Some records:

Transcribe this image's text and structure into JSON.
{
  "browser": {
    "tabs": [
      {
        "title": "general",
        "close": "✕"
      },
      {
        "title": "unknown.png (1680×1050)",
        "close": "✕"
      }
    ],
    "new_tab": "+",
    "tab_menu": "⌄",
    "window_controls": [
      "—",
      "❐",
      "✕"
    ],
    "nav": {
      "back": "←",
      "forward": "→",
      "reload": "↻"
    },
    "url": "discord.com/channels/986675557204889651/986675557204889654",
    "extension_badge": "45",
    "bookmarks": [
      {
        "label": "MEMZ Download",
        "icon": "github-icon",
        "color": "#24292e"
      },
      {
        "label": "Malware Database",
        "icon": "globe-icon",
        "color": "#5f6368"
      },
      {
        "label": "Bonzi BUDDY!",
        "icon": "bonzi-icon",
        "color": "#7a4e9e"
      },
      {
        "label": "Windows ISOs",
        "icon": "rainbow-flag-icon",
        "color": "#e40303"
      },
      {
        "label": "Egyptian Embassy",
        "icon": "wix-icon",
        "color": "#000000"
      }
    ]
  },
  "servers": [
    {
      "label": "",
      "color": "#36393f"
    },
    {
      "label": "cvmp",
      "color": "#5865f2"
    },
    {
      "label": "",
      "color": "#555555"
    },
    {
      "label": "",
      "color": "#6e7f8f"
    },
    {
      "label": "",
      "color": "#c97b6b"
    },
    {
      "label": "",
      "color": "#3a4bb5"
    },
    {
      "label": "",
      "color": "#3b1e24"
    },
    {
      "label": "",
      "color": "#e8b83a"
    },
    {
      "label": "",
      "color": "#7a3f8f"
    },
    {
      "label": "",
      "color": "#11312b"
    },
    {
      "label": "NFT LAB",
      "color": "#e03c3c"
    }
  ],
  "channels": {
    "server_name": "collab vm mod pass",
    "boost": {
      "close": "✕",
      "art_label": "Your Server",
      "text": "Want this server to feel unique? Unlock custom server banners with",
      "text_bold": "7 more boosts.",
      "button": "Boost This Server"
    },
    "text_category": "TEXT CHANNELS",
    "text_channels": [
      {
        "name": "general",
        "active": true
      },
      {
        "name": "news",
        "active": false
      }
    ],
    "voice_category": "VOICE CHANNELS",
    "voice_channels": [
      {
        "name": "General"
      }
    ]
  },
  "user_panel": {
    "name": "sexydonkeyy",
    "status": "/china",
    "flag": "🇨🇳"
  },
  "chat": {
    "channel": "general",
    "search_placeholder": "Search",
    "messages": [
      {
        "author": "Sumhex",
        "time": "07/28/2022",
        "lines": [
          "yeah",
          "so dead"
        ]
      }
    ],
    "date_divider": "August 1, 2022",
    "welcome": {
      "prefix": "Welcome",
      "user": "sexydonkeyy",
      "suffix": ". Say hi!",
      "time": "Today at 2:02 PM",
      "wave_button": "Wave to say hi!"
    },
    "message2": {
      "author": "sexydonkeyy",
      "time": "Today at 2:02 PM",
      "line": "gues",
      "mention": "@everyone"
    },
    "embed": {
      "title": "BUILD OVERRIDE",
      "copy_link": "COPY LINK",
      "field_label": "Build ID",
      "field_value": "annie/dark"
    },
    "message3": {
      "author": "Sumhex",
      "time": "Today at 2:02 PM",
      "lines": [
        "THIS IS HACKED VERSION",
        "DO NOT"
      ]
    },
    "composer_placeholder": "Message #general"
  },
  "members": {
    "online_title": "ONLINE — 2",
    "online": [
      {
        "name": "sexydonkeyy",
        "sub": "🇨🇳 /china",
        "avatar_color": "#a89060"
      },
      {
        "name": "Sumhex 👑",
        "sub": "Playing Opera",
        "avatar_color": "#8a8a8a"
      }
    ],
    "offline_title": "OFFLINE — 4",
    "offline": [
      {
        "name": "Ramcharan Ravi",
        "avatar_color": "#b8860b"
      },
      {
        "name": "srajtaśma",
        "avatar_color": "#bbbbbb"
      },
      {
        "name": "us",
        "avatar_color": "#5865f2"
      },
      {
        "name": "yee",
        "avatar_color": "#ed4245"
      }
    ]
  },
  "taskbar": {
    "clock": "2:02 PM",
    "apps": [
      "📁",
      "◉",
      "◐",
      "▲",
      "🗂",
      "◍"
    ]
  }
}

==

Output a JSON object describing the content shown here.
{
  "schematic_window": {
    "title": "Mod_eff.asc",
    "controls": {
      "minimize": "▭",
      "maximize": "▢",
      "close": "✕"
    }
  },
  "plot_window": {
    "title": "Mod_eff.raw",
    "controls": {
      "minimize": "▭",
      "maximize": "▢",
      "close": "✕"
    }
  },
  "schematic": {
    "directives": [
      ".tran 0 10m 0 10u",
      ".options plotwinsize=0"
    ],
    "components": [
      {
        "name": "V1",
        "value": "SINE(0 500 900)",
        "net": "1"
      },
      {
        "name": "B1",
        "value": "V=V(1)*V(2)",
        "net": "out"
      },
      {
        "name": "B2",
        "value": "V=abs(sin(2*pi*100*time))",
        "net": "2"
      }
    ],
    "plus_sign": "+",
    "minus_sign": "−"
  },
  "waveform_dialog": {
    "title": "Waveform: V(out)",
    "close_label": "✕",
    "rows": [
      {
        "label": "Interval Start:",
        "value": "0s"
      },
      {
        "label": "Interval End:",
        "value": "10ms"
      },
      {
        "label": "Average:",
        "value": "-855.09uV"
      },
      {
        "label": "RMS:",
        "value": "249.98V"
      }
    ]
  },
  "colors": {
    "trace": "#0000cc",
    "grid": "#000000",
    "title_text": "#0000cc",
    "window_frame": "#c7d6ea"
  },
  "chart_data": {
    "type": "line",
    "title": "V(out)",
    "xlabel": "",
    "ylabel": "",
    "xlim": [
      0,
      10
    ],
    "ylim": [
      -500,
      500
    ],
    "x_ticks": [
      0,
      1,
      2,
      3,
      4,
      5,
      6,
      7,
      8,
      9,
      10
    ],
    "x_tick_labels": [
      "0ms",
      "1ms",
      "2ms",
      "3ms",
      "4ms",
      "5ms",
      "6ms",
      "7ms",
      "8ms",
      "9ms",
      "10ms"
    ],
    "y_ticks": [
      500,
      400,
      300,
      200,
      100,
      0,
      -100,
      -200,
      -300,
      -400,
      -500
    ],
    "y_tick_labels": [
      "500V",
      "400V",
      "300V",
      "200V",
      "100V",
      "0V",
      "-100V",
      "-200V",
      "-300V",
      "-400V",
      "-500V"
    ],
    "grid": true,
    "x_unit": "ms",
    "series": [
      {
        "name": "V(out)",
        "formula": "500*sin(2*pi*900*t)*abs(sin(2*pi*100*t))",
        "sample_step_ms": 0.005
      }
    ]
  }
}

---

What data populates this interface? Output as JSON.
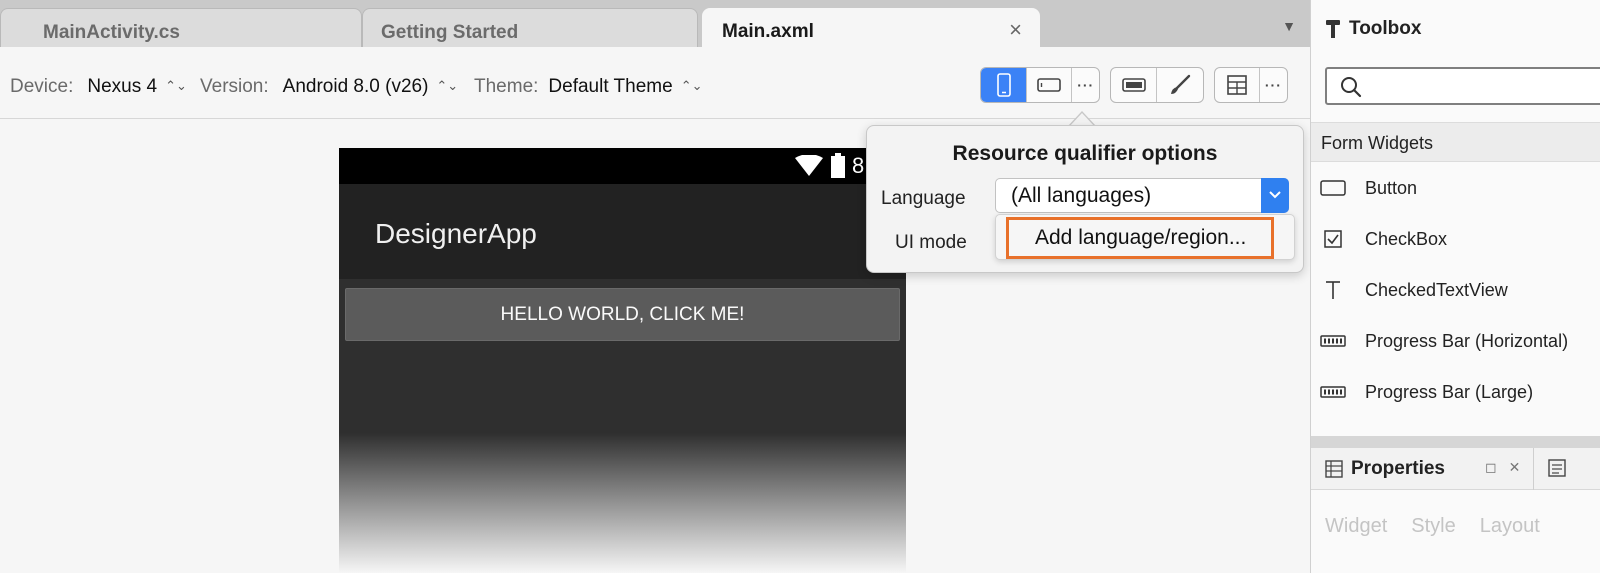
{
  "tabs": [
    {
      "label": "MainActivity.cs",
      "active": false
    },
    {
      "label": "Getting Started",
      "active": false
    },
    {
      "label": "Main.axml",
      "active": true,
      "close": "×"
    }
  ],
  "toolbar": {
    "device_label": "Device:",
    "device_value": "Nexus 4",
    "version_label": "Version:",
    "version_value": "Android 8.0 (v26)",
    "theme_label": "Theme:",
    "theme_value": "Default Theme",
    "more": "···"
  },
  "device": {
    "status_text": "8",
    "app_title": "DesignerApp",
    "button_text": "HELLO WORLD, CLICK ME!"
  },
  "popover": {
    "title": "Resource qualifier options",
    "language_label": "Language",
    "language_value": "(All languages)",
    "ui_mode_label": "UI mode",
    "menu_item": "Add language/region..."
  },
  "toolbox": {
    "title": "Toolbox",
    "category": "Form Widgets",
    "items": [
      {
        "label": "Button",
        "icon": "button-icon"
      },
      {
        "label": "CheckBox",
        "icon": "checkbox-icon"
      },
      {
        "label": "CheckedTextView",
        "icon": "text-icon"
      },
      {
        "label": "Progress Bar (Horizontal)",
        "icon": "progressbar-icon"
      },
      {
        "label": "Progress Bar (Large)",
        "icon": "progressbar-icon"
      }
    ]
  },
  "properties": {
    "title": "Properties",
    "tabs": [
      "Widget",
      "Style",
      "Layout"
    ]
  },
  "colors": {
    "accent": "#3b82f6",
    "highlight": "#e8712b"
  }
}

# [EXERCISE GOAL]
Show each line of the listing that holds the string "Interval".

# [SOLUTION FOR THIS PROBLEM]
        "label": "Interval Start:",
        "label": "Interval End:",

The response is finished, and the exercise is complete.